### What is asked
Every record must be repeated exactly, with no omission.

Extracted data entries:
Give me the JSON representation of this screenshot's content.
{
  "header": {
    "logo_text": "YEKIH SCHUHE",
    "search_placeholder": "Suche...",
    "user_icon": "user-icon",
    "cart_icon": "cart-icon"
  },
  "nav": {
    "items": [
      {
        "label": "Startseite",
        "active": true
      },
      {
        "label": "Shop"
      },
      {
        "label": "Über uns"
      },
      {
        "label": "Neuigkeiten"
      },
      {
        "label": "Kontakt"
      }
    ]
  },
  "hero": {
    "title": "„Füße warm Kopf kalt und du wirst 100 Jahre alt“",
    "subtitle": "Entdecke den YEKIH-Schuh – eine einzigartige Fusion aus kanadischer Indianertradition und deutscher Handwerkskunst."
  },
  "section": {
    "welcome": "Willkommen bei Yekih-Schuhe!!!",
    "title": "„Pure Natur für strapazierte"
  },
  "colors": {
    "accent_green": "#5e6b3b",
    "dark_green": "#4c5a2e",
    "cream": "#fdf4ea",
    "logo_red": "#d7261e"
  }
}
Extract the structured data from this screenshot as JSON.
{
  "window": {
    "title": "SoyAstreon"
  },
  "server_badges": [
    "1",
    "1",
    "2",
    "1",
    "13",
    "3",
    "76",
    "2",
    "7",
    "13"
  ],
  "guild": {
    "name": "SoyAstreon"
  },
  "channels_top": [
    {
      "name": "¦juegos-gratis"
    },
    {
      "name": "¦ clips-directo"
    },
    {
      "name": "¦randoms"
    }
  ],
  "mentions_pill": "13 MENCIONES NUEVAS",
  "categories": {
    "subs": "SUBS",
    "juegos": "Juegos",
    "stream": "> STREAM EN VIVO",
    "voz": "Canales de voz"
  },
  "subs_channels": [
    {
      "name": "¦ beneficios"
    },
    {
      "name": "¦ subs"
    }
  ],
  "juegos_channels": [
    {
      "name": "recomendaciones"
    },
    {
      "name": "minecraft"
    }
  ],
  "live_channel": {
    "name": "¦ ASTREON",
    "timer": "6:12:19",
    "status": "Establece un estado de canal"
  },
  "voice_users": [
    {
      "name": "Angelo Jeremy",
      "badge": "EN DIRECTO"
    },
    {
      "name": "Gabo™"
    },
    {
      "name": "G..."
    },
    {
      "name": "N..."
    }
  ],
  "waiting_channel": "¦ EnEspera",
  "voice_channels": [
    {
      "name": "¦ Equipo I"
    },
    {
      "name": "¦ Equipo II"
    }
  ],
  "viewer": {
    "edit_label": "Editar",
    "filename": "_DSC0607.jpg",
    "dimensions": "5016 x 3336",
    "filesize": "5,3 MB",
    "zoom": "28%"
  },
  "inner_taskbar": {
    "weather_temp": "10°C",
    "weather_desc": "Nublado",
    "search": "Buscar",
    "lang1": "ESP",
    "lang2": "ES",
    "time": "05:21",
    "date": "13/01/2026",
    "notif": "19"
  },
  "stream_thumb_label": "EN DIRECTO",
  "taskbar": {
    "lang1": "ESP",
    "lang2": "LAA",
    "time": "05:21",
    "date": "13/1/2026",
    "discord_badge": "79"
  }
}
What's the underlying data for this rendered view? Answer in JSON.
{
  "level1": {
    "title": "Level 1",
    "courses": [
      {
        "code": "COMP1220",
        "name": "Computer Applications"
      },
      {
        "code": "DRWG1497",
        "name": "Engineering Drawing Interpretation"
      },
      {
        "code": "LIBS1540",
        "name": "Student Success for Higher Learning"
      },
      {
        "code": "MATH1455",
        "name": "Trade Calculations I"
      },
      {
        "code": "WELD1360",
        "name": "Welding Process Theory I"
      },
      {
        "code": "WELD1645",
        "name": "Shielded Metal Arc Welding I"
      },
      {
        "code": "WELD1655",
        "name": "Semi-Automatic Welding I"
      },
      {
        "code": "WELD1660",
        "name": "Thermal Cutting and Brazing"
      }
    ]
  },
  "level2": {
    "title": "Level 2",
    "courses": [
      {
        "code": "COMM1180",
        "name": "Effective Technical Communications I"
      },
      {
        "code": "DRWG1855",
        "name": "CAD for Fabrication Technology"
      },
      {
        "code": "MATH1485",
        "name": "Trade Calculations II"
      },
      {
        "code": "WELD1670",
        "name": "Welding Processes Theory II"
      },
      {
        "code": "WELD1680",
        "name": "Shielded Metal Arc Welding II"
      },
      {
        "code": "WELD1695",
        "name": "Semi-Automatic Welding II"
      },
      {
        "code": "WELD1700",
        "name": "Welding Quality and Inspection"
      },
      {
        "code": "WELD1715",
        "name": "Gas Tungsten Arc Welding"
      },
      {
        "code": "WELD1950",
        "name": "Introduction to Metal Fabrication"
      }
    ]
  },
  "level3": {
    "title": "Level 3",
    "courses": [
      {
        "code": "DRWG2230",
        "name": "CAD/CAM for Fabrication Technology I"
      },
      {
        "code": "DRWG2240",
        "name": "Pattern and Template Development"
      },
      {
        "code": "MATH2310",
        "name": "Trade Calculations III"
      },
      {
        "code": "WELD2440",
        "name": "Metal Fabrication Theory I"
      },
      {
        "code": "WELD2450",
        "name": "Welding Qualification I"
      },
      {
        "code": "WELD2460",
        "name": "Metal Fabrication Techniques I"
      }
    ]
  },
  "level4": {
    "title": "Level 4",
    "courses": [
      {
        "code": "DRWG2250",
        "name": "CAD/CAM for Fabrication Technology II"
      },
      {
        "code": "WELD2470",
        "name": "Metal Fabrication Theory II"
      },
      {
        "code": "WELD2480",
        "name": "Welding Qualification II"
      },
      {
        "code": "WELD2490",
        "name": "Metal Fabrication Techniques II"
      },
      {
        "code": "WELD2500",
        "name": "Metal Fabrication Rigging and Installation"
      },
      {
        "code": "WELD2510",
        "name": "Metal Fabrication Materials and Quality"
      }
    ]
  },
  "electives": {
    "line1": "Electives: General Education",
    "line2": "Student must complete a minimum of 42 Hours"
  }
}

### Finished exercise
Give me the JSON representation of this screenshot's content.
{
  "header": {
    "logo_text": "YEKIH SCHUHE",
    "search_placeholder": "Suche...",
    "user_icon": "user-icon",
    "cart_icon": "cart-icon"
  },
  "nav": {
    "items": [
      {
        "label": "Startseite",
        "active": true
      },
      {
        "label": "Shop"
      },
      {
        "label": "Über uns"
      },
      {
        "label": "Neuigkeiten"
      },
      {
        "label": "Kontakt"
      }
    ]
  },
  "hero": {
    "title": "„Füße warm Kopf kalt und du wirst 100 Jahre alt“",
    "subtitle": "Entdecke den YEKIH-Schuh – eine einzigartige Fusion aus kanadischer Indianertradition und deutscher Handwerkskunst."
  },
  "section": {
    "welcome": "Willkommen bei Yekih-Schuhe!!!",
    "title": "„Pure Natur für strapazierte"
  },
  "colors": {
    "accent_green": "#5e6b3b",
    "dark_green": "#4c5a2e",
    "cream": "#fdf4ea",
    "logo_red": "#d7261e"
  }
}
Extract the structured data from this screenshot as JSON.
{
  "window": {
    "title": "SoyAstreon"
  },
  "server_badges": [
    "1",
    "1",
    "2",
    "1",
    "13",
    "3",
    "76",
    "2",
    "7",
    "13"
  ],
  "guild": {
    "name": "SoyAstreon"
  },
  "channels_top": [
    {
      "name": "¦juegos-gratis"
    },
    {
      "name": "¦ clips-directo"
    },
    {
      "name": "¦randoms"
    }
  ],
  "mentions_pill": "13 MENCIONES NUEVAS",
  "categories": {
    "subs": "SUBS",
    "juegos": "Juegos",
    "stream": "> STREAM EN VIVO",
    "voz": "Canales de voz"
  },
  "subs_channels": [
    {
      "name": "¦ beneficios"
    },
    {
      "name": "¦ subs"
    }
  ],
  "juegos_channels": [
    {
      "name": "recomendaciones"
    },
    {
      "name": "minecraft"
    }
  ],
  "live_channel": {
    "name": "¦ ASTREON",
    "timer": "6:12:19",
    "status": "Establece un estado de canal"
  },
  "voice_users": [
    {
      "name": "Angelo Jeremy",
      "badge": "EN DIRECTO"
    },
    {
      "name": "Gabo™"
    },
    {
      "name": "G..."
    },
    {
      "name": "N..."
    }
  ],
  "waiting_channel": "¦ EnEspera",
  "voice_channels": [
    {
      "name": "¦ Equipo I"
    },
    {
      "name": "¦ Equipo II"
    }
  ],
  "viewer": {
    "edit_label": "Editar",
    "filename": "_DSC0607.jpg",
    "dimensions": "5016 x 3336",
    "filesize": "5,3 MB",
    "zoom": "28%"
  },
  "inner_taskbar": {
    "weather_temp": "10°C",
    "weather_desc": "Nublado",
    "search": "Buscar",
    "lang1": "ESP",
    "lang2": "ES",
    "time": "05:21",
    "date": "13/01/2026",
    "notif": "19"
  },
  "stream_thumb_label": "EN DIRECTO",
  "taskbar": {
    "lang1": "ESP",
    "lang2": "LAA",
    "time": "05:21",
    "date": "13/1/2026",
    "discord_badge": "79"
  }
}
What's the underlying data for this rendered view? Answer in JSON.
{
  "level1": {
    "title": "Level 1",
    "courses": [
      {
        "code": "COMP1220",
        "name": "Computer Applications"
      },
      {
        "code": "DRWG1497",
        "name": "Engineering Drawing Interpretation"
      },
      {
        "code": "LIBS1540",
        "name": "Student Success for Higher Learning"
      },
      {
        "code": "MATH1455",
        "name": "Trade Calculations I"
      },
      {
        "code": "WELD1360",
        "name": "Welding Process Theory I"
      },
      {
        "code": "WELD1645",
        "name": "Shielded Metal Arc Welding I"
      },
      {
        "code": "WELD1655",
        "name": "Semi-Automatic Welding I"
      },
      {
        "code": "WELD1660",
        "name": "Thermal Cutting and Brazing"
      }
    ]
  },
  "level2": {
    "title": "Level 2",
    "courses": [
      {
        "code": "COMM1180",
        "name": "Effective Technical Communications I"
      },
      {
        "code": "DRWG1855",
        "name": "CAD for Fabrication Technology"
      },
      {
        "code": "MATH1485",
        "name": "Trade Calculations II"
      },
      {
        "code": "WELD1670",
        "name": "Welding Processes Theory II"
      },
      {
        "code": "WELD1680",
        "name": "Shielded Metal Arc Welding II"
      },
      {
        "code": "WELD1695",
        "name": "Semi-Automatic Welding II"
      },
      {
        "code": "WELD1700",
        "name": "Welding Quality and Inspection"
      },
      {
        "code": "WELD1715",
        "name": "Gas Tungsten Arc Welding"
      },
      {
        "code": "WELD1950",
        "name": "Introduction to Metal Fabrication"
      }
    ]
  },
  "level3": {
    "title": "Level 3",
    "courses": [
      {
        "code": "DRWG2230",
        "name": "CAD/CAM for Fabrication Technology I"
      },
      {
        "code": "DRWG2240",
        "name": "Pattern and Template Development"
      },
      {
        "code": "MATH2310",
        "name": "Trade Calculations III"
      },
      {
        "code": "WELD2440",
        "name": "Metal Fabrication Theory I"
      },
      {
        "code": "WELD2450",
        "name": "Welding Qualification I"
      },
      {
        "code": "WELD2460",
        "name": "Metal Fabrication Techniques I"
      }
    ]
  },
  "level4": {
    "title": "Level 4",
    "courses": [
      {
        "code": "DRWG2250",
        "name": "CAD/CAM for Fabrication Technology II"
      },
      {
        "code": "WELD2470",
        "name": "Metal Fabrication Theory II"
      },
      {
        "code": "WELD2480",
        "name": "Welding Qualification II"
      },
      {
        "code": "WELD2490",
        "name": "Metal Fabrication Techniques II"
      },
      {
        "code": "WELD2500",
        "name": "Metal Fabrication Rigging and Installation"
      },
      {
        "code": "WELD2510",
        "name": "Metal Fabrication Materials and Quality"
      }
    ]
  },
  "electives": {
    "line1": "Electives: General Education",
    "line2": "Student must complete a minimum of 42 Hours"
  }
}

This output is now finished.